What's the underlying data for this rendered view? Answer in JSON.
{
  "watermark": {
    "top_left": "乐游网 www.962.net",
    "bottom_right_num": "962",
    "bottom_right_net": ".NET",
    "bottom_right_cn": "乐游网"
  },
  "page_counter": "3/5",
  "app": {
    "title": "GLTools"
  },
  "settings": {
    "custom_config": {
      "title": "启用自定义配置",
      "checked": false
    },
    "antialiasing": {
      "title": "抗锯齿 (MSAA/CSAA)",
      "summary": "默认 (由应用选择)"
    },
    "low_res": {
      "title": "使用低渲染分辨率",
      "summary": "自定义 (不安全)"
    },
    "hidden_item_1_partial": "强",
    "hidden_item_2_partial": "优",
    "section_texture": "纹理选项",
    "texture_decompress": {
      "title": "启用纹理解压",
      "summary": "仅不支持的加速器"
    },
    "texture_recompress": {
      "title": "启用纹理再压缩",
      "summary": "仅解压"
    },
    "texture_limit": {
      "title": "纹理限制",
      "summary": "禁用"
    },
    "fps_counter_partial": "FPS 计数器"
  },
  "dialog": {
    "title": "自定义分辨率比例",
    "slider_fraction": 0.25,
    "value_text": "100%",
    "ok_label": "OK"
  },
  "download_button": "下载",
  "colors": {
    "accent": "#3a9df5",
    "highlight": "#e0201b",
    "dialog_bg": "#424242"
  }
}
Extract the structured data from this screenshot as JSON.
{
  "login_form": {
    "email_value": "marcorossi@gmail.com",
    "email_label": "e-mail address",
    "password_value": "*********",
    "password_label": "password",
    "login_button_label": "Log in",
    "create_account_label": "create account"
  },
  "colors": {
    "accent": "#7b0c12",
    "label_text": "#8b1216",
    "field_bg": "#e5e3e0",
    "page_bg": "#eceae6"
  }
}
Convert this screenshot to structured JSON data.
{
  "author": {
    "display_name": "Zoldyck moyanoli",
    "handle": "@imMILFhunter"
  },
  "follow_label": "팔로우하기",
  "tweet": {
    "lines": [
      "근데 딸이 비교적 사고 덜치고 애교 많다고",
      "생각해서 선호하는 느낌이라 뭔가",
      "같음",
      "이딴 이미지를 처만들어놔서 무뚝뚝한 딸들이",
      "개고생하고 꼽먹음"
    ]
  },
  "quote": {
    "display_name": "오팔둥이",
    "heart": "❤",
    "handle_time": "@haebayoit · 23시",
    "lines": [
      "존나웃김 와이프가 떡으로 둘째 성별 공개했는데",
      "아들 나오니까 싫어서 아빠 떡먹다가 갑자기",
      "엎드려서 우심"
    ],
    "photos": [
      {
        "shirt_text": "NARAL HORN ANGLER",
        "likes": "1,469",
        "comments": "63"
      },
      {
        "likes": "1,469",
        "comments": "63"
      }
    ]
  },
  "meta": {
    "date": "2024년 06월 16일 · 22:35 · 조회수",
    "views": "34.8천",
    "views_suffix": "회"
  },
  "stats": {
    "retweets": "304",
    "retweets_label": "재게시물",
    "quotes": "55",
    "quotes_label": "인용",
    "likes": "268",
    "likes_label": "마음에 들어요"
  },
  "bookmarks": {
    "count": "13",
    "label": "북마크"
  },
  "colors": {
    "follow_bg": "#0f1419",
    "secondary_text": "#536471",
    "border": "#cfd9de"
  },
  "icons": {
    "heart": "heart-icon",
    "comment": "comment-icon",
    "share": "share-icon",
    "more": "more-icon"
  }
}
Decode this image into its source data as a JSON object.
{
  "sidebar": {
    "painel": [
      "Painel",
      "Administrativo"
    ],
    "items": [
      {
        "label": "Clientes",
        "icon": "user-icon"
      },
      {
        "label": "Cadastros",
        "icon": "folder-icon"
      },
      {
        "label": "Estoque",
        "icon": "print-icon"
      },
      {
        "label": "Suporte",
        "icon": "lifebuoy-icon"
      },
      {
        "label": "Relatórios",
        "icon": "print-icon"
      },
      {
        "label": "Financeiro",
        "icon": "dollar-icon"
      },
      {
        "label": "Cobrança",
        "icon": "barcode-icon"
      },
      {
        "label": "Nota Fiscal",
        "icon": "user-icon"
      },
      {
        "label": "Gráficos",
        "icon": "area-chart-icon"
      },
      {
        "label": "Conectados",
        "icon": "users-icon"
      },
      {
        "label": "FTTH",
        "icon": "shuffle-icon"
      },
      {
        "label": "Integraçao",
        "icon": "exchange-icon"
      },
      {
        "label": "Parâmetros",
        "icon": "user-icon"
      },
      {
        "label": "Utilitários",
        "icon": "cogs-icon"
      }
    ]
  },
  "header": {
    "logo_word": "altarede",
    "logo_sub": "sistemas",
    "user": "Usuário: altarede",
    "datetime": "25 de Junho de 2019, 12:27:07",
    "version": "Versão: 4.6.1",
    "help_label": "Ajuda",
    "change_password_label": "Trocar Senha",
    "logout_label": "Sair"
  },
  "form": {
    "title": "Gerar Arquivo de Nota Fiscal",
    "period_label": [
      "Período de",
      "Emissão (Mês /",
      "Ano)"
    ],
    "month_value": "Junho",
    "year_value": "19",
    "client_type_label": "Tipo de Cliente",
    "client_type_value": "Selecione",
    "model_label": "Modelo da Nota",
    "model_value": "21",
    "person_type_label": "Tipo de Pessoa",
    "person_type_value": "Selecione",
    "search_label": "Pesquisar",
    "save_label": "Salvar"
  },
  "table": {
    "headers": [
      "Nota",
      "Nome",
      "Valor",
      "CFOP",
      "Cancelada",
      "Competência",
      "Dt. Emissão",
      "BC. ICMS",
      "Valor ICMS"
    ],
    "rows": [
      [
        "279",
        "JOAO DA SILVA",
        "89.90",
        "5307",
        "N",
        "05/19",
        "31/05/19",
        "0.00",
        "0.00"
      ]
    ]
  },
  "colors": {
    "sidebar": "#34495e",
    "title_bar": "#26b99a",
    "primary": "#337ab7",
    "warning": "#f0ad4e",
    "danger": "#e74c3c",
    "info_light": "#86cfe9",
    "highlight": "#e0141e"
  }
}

## [The request]
Answer only with how many lines in the records include "structured".

## [Answer to this exercise]
2